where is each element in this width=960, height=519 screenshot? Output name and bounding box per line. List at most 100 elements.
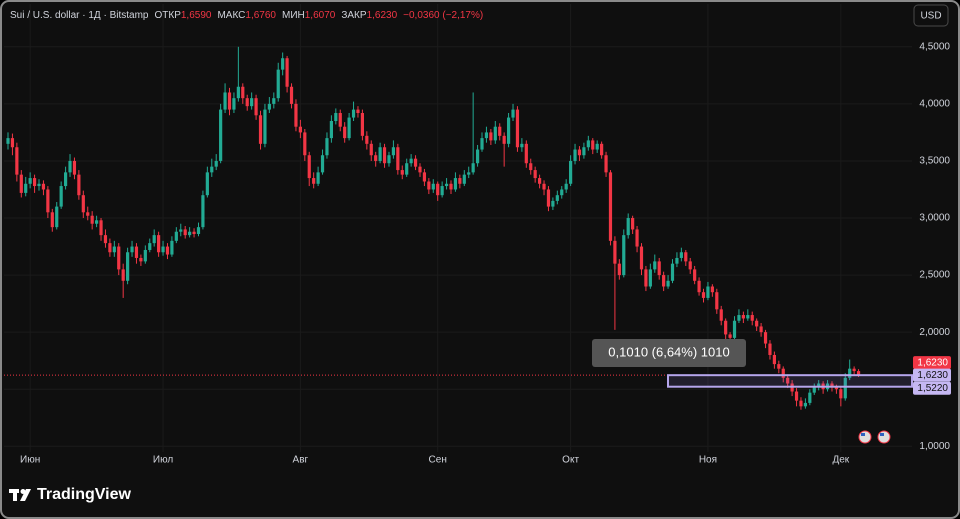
candle-body: [648, 269, 652, 287]
change: −0,0360 (−2,17%): [403, 10, 483, 21]
measure-tag-label: 1,5220: [917, 383, 948, 394]
candle-body: [409, 158, 413, 164]
candle-body: [86, 212, 90, 216]
y-tick-label: 4,0000: [919, 99, 950, 110]
candle-body: [285, 58, 289, 87]
candle-body: [852, 368, 856, 372]
candle-body: [258, 115, 263, 144]
candle-body: [316, 172, 320, 184]
candle-body: [564, 183, 568, 190]
flag-part: [880, 433, 884, 436]
candle-body: [90, 215, 94, 224]
event-icon[interactable]: [877, 430, 891, 444]
candle-body: [117, 246, 121, 270]
candle-body: [515, 109, 520, 148]
candle-body: [524, 143, 528, 164]
candle-body: [462, 174, 466, 184]
candle-body: [843, 377, 847, 399]
candle-body: [724, 320, 728, 335]
candle-body: [484, 132, 489, 139]
candle-body: [613, 240, 617, 264]
candle-body: [46, 189, 50, 213]
logo-part: [20, 489, 31, 501]
candle-body: [679, 252, 683, 258]
y-tick-label: 4,5000: [919, 41, 950, 52]
candle-body: [196, 227, 201, 234]
y-tick-label: 1,0000: [919, 441, 950, 452]
candle-body: [839, 389, 843, 399]
candle-body: [272, 98, 276, 104]
candle-body: [803, 402, 807, 407]
currency-button[interactable]: [913, 4, 949, 27]
header: Sui / U.S. dollar · 1Д · Bitstamp ОТКР1,6…: [10, 10, 483, 21]
candle-body: [746, 315, 750, 319]
candle-body: [37, 183, 41, 187]
candle-body: [538, 178, 542, 184]
measure-tag: [913, 381, 951, 395]
candle-body: [148, 243, 152, 250]
candle-body: [480, 138, 484, 150]
candle-body: [675, 257, 679, 264]
x-tick-label: Июл: [153, 455, 173, 466]
candle-body: [666, 280, 670, 287]
candle-body: [427, 181, 431, 190]
candle-body: [157, 235, 161, 253]
candle-body: [95, 220, 99, 224]
candle-body: [19, 174, 23, 193]
candle-body: [276, 69, 280, 99]
candle-body: [422, 172, 427, 182]
candle-body: [626, 218, 630, 236]
candle-body: [188, 231, 192, 236]
candle-body: [405, 163, 409, 175]
candle-body: [343, 126, 347, 139]
candle-body: [400, 170, 404, 175]
x-tick-label: Окт: [562, 455, 579, 466]
candle-body: [28, 178, 32, 184]
measure-tag: [913, 368, 951, 382]
candle-body: [10, 138, 15, 148]
candle-body: [334, 113, 338, 121]
candle-body: [320, 155, 325, 173]
candle-body: [59, 186, 63, 207]
measure-tooltip: [592, 339, 746, 367]
candle-body: [68, 160, 72, 173]
ohlc-value: 1,6230: [367, 10, 398, 21]
ohlc-value: 1,6590: [181, 10, 212, 21]
measure-range: [667, 374, 913, 388]
candle-body: [710, 286, 714, 293]
candle-body: [99, 220, 103, 236]
candle-body: [223, 92, 227, 110]
price-tag-label: 1,6230: [917, 357, 948, 368]
y-tick-label: 3,5000: [919, 156, 950, 167]
currency[interactable]: USD: [920, 11, 941, 22]
candle-body: [688, 261, 692, 270]
candle-body: [210, 166, 214, 173]
candle-body: [369, 143, 373, 156]
candle-body: [165, 246, 170, 255]
candle-body: [219, 109, 223, 161]
candle-body: [617, 263, 621, 276]
candle-body: [693, 269, 697, 281]
event-icon[interactable]: [858, 430, 872, 444]
flag-part: [861, 433, 865, 436]
candle-body: [134, 246, 139, 258]
candle-body: [440, 186, 444, 196]
candle-body: [245, 98, 249, 107]
y-tick-label: 2,5000: [919, 270, 950, 281]
candle-body: [356, 109, 360, 114]
candle-body: [768, 343, 772, 355]
candle-body: [281, 58, 285, 70]
x-tick-label: Июн: [20, 455, 40, 466]
candle-body: [413, 158, 418, 167]
candle-body: [653, 261, 657, 270]
candle-body: [139, 257, 143, 262]
candle-body: [289, 86, 294, 104]
candle-body: [267, 103, 271, 110]
candle-body: [546, 189, 551, 207]
x-tick-label: Авг: [293, 455, 309, 466]
candle-body: [32, 178, 37, 187]
candle-body: [387, 155, 391, 164]
ohlc-value: 1,6760: [245, 10, 276, 21]
candle-body: [644, 269, 648, 287]
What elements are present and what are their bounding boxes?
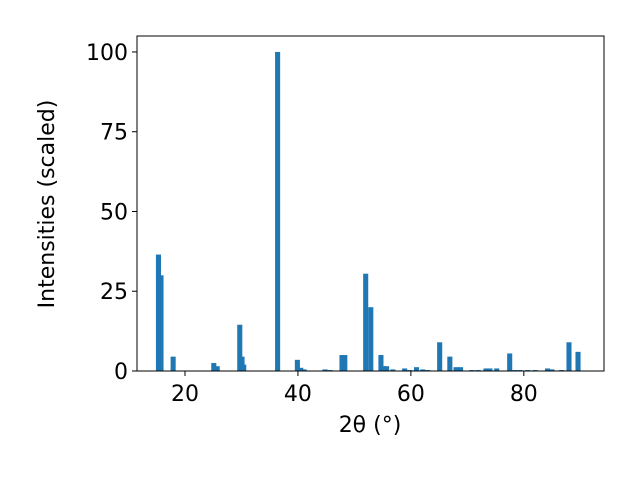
y-tick-label: 75 [100,121,128,146]
y-tick-label: 25 [100,280,128,305]
bar [437,342,443,371]
bar [447,356,453,371]
bar [214,366,220,371]
bar [378,355,384,371]
x-tick-label: 60 [397,382,425,407]
bar [483,368,489,371]
bar [494,368,500,371]
bar [294,359,300,371]
x-tick-label: 20 [171,382,199,407]
bar [458,367,464,371]
bar [390,369,396,371]
bar [413,367,420,371]
bar [368,307,374,371]
bar [241,364,247,371]
bar [237,324,243,371]
bar [549,369,555,371]
bar [211,363,217,371]
bar [239,356,245,371]
bar [420,369,426,371]
bar [170,356,176,371]
bar [301,369,307,371]
bar [275,51,281,371]
bar [363,273,369,371]
plot-frame [136,35,605,372]
y-tick-label: 0 [114,360,128,385]
y-axis-label: Intensities (scaled) [35,100,60,309]
bar [342,355,348,371]
x-tick-label: 40 [284,382,312,407]
bar [566,342,572,371]
y-tick-label: 50 [100,200,128,225]
bar [544,368,551,371]
bar [384,366,390,371]
bar [402,368,408,371]
x-axis-label: 2θ (°) [339,413,402,438]
bar [339,355,345,371]
bar [158,275,164,371]
bar [507,353,513,371]
bar [453,367,459,371]
x-tick-label: 80 [510,382,538,407]
bar [487,368,493,371]
bar [322,369,328,371]
bar [575,351,581,371]
bar [298,367,304,371]
y-tick-label: 100 [86,41,128,66]
bar [381,366,387,371]
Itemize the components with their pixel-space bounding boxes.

----

■ TASK BRIEF:
Format every line from the one containing "y-tick-label: 75 [100,121,128,146]" down to the one containing "bar [237,324,243,371]", both included, as a JSON list of strings with one string per line and blank lines omitted.

■ WRITTEN RESPONSE:
[
  "y-tick-label: 75 [100,121,128,146]",
  "y-tick-label: 25 [100,280,128,305]",
  "bar [437,342,443,371]",
  "bar [447,356,453,371]",
  "bar [214,366,220,371]",
  "bar [378,355,384,371]",
  "x-tick-label: 60 [397,382,425,407]",
  "bar [483,368,489,371]",
  "bar [494,368,500,371]",
  "bar [294,359,300,371]",
  "x-tick-label: 20 [171,382,199,407]",
  "bar [458,367,464,371]",
  "bar [390,369,396,371]",
  "bar [413,367,420,371]",
  "bar [368,307,374,371]",
  "bar [241,364,247,371]",
  "bar [237,324,243,371]"
]